Figure content listings
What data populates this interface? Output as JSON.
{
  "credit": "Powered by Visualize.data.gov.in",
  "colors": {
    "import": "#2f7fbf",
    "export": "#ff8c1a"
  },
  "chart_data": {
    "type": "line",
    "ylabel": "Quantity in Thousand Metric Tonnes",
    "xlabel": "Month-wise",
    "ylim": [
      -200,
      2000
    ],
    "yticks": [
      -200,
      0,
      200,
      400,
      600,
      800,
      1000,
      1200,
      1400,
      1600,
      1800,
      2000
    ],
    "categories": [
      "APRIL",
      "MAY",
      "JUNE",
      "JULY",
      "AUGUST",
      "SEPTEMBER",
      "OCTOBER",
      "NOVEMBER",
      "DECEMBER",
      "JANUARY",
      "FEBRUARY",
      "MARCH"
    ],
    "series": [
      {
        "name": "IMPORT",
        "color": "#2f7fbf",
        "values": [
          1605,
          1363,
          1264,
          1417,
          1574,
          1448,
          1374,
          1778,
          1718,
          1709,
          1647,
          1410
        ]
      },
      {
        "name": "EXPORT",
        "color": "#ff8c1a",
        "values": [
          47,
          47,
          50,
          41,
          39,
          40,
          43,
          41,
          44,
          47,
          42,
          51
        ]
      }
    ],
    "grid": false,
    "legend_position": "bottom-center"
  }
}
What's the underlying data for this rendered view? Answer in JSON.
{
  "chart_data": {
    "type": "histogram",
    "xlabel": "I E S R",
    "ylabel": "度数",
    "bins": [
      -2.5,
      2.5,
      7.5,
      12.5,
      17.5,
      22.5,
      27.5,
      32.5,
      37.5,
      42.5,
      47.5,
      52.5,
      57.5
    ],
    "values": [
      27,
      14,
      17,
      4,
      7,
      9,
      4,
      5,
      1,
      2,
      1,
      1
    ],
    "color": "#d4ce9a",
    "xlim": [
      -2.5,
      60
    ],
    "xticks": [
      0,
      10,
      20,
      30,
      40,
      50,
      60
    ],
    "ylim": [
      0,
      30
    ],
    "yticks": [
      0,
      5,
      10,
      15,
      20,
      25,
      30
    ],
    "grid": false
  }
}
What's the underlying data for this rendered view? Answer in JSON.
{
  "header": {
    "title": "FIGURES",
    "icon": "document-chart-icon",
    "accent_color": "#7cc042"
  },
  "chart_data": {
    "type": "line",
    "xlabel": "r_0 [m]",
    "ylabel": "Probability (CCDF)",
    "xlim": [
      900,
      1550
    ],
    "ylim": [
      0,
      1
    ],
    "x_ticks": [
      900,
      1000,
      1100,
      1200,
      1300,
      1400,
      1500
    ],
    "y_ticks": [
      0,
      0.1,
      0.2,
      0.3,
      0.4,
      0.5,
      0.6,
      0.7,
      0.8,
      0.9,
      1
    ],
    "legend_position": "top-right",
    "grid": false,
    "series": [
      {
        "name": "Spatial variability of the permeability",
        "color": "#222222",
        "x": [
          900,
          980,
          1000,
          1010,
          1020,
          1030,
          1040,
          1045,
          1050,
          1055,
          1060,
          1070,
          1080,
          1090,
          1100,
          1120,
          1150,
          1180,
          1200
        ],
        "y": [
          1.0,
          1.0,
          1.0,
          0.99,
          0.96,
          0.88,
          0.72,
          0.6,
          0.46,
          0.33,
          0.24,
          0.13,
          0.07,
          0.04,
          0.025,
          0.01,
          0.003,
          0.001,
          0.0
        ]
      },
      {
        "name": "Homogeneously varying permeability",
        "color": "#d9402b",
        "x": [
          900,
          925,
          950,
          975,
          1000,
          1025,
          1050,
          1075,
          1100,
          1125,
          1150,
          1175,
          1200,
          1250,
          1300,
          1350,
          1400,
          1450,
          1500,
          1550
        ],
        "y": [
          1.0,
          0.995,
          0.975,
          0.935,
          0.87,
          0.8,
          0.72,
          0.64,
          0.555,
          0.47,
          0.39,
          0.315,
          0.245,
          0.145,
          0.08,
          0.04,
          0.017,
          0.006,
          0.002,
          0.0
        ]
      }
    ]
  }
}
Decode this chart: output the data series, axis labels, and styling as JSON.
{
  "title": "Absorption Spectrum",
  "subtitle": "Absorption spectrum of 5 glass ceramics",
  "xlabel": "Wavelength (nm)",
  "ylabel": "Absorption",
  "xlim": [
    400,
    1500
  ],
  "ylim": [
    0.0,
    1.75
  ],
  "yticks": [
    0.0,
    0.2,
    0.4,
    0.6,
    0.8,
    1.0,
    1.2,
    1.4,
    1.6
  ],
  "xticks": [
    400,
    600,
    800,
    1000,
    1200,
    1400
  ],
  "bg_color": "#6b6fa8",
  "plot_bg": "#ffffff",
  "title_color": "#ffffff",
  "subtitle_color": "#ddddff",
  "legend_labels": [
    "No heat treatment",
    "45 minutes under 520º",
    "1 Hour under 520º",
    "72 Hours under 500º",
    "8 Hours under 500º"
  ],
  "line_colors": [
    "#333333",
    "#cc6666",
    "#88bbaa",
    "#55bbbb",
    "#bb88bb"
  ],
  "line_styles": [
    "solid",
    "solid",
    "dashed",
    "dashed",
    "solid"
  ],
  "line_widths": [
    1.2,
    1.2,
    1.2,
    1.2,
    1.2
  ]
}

• [YOUR INSTRUCTIONS] Repeat all of the records above exactly as they appear.

• [SOLUTION FOR THIS PROBLEM]
What data populates this interface? Output as JSON.
{
  "credit": "Powered by Visualize.data.gov.in",
  "colors": {
    "import": "#2f7fbf",
    "export": "#ff8c1a"
  },
  "chart_data": {
    "type": "line",
    "ylabel": "Quantity in Thousand Metric Tonnes",
    "xlabel": "Month-wise",
    "ylim": [
      -200,
      2000
    ],
    "yticks": [
      -200,
      0,
      200,
      400,
      600,
      800,
      1000,
      1200,
      1400,
      1600,
      1800,
      2000
    ],
    "categories": [
      "APRIL",
      "MAY",
      "JUNE",
      "JULY",
      "AUGUST",
      "SEPTEMBER",
      "OCTOBER",
      "NOVEMBER",
      "DECEMBER",
      "JANUARY",
      "FEBRUARY",
      "MARCH"
    ],
    "series": [
      {
        "name": "IMPORT",
        "color": "#2f7fbf",
        "values": [
          1605,
          1363,
          1264,
          1417,
          1574,
          1448,
          1374,
          1778,
          1718,
          1709,
          1647,
          1410
        ]
      },
      {
        "name": "EXPORT",
        "color": "#ff8c1a",
        "values": [
          47,
          47,
          50,
          41,
          39,
          40,
          43,
          41,
          44,
          47,
          42,
          51
        ]
      }
    ],
    "grid": false,
    "legend_position": "bottom-center"
  }
}
What's the underlying data for this rendered view? Answer in JSON.
{
  "chart_data": {
    "type": "histogram",
    "xlabel": "I E S R",
    "ylabel": "度数",
    "bins": [
      -2.5,
      2.5,
      7.5,
      12.5,
      17.5,
      22.5,
      27.5,
      32.5,
      37.5,
      42.5,
      47.5,
      52.5,
      57.5
    ],
    "values": [
      27,
      14,
      17,
      4,
      7,
      9,
      4,
      5,
      1,
      2,
      1,
      1
    ],
    "color": "#d4ce9a",
    "xlim": [
      -2.5,
      60
    ],
    "xticks": [
      0,
      10,
      20,
      30,
      40,
      50,
      60
    ],
    "ylim": [
      0,
      30
    ],
    "yticks": [
      0,
      5,
      10,
      15,
      20,
      25,
      30
    ],
    "grid": false
  }
}
What's the underlying data for this rendered view? Answer in JSON.
{
  "header": {
    "title": "FIGURES",
    "icon": "document-chart-icon",
    "accent_color": "#7cc042"
  },
  "chart_data": {
    "type": "line",
    "xlabel": "r_0 [m]",
    "ylabel": "Probability (CCDF)",
    "xlim": [
      900,
      1550
    ],
    "ylim": [
      0,
      1
    ],
    "x_ticks": [
      900,
      1000,
      1100,
      1200,
      1300,
      1400,
      1500
    ],
    "y_ticks": [
      0,
      0.1,
      0.2,
      0.3,
      0.4,
      0.5,
      0.6,
      0.7,
      0.8,
      0.9,
      1
    ],
    "legend_position": "top-right",
    "grid": false,
    "series": [
      {
        "name": "Spatial variability of the permeability",
        "color": "#222222",
        "x": [
          900,
          980,
          1000,
          1010,
          1020,
          1030,
          1040,
          1045,
          1050,
          1055,
          1060,
          1070,
          1080,
          1090,
          1100,
          1120,
          1150,
          1180,
          1200
        ],
        "y": [
          1.0,
          1.0,
          1.0,
          0.99,
          0.96,
          0.88,
          0.72,
          0.6,
          0.46,
          0.33,
          0.24,
          0.13,
          0.07,
          0.04,
          0.025,
          0.01,
          0.003,
          0.001,
          0.0
        ]
      },
      {
        "name": "Homogeneously varying permeability",
        "color": "#d9402b",
        "x": [
          900,
          925,
          950,
          975,
          1000,
          1025,
          1050,
          1075,
          1100,
          1125,
          1150,
          1175,
          1200,
          1250,
          1300,
          1350,
          1400,
          1450,
          1500,
          1550
        ],
        "y": [
          1.0,
          0.995,
          0.975,
          0.935,
          0.87,
          0.8,
          0.72,
          0.64,
          0.555,
          0.47,
          0.39,
          0.315,
          0.245,
          0.145,
          0.08,
          0.04,
          0.017,
          0.006,
          0.002,
          0.0
        ]
      }
    ]
  }
}
Decode this chart: output the data series, axis labels, and styling as JSON.
{
  "title": "Absorption Spectrum",
  "subtitle": "Absorption spectrum of 5 glass ceramics",
  "xlabel": "Wavelength (nm)",
  "ylabel": "Absorption",
  "xlim": [
    400,
    1500
  ],
  "ylim": [
    0.0,
    1.75
  ],
  "yticks": [
    0.0,
    0.2,
    0.4,
    0.6,
    0.8,
    1.0,
    1.2,
    1.4,
    1.6
  ],
  "xticks": [
    400,
    600,
    800,
    1000,
    1200,
    1400
  ],
  "bg_color": "#6b6fa8",
  "plot_bg": "#ffffff",
  "title_color": "#ffffff",
  "subtitle_color": "#ddddff",
  "legend_labels": [
    "No heat treatment",
    "45 minutes under 520º",
    "1 Hour under 520º",
    "72 Hours under 500º",
    "8 Hours under 500º"
  ],
  "line_colors": [
    "#333333",
    "#cc6666",
    "#88bbaa",
    "#55bbbb",
    "#bb88bb"
  ],
  "line_styles": [
    "solid",
    "solid",
    "dashed",
    "dashed",
    "solid"
  ],
  "line_widths": [
    1.2,
    1.2,
    1.2,
    1.2,
    1.2
  ]
}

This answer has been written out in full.